GOAL: Count the lines in the records below that contain the word "JSON", and reply with only that number.

Records
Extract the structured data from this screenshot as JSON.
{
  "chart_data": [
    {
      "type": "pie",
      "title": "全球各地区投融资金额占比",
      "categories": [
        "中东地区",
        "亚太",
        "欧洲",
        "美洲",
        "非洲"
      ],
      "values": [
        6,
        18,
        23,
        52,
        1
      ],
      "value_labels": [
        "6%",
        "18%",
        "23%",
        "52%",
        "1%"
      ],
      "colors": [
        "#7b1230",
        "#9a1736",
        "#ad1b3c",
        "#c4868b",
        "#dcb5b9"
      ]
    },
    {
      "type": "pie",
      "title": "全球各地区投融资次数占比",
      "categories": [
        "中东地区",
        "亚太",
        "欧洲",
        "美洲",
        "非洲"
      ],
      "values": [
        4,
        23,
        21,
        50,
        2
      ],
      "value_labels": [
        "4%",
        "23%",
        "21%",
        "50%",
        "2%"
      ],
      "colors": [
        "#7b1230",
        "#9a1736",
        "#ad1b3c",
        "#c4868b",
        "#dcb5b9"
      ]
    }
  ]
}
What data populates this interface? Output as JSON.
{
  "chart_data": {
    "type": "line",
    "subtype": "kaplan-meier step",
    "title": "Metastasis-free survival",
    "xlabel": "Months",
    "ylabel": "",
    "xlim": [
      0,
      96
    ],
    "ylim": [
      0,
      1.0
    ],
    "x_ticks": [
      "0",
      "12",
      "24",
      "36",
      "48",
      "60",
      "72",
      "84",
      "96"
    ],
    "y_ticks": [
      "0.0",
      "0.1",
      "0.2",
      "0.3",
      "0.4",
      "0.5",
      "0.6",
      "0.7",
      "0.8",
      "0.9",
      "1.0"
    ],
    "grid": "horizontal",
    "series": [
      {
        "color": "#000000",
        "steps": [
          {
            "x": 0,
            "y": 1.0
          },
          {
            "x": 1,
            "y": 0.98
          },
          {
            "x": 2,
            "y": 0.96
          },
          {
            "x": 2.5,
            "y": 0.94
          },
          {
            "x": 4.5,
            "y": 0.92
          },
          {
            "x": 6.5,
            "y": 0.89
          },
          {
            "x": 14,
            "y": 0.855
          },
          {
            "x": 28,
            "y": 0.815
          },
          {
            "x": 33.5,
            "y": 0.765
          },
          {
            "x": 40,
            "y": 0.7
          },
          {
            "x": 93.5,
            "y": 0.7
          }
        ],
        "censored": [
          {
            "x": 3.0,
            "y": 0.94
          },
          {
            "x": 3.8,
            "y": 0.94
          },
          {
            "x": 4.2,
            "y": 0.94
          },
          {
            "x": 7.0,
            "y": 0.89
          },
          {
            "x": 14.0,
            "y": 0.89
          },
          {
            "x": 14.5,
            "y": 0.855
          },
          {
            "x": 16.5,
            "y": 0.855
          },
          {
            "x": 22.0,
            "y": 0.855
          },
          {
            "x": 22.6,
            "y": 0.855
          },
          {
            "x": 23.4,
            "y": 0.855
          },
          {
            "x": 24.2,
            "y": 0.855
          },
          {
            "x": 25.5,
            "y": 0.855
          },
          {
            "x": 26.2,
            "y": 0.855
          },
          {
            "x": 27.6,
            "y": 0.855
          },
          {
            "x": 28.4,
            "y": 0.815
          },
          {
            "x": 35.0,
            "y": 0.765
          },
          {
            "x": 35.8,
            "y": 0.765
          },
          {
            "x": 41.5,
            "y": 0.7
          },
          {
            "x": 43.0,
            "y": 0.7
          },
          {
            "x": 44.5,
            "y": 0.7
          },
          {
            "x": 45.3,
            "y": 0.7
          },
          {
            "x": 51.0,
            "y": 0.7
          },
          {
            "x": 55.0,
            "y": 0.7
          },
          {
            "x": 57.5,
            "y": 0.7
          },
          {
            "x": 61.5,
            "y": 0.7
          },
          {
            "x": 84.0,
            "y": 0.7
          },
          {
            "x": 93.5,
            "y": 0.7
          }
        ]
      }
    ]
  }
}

EXERCISE SOLUTION: 2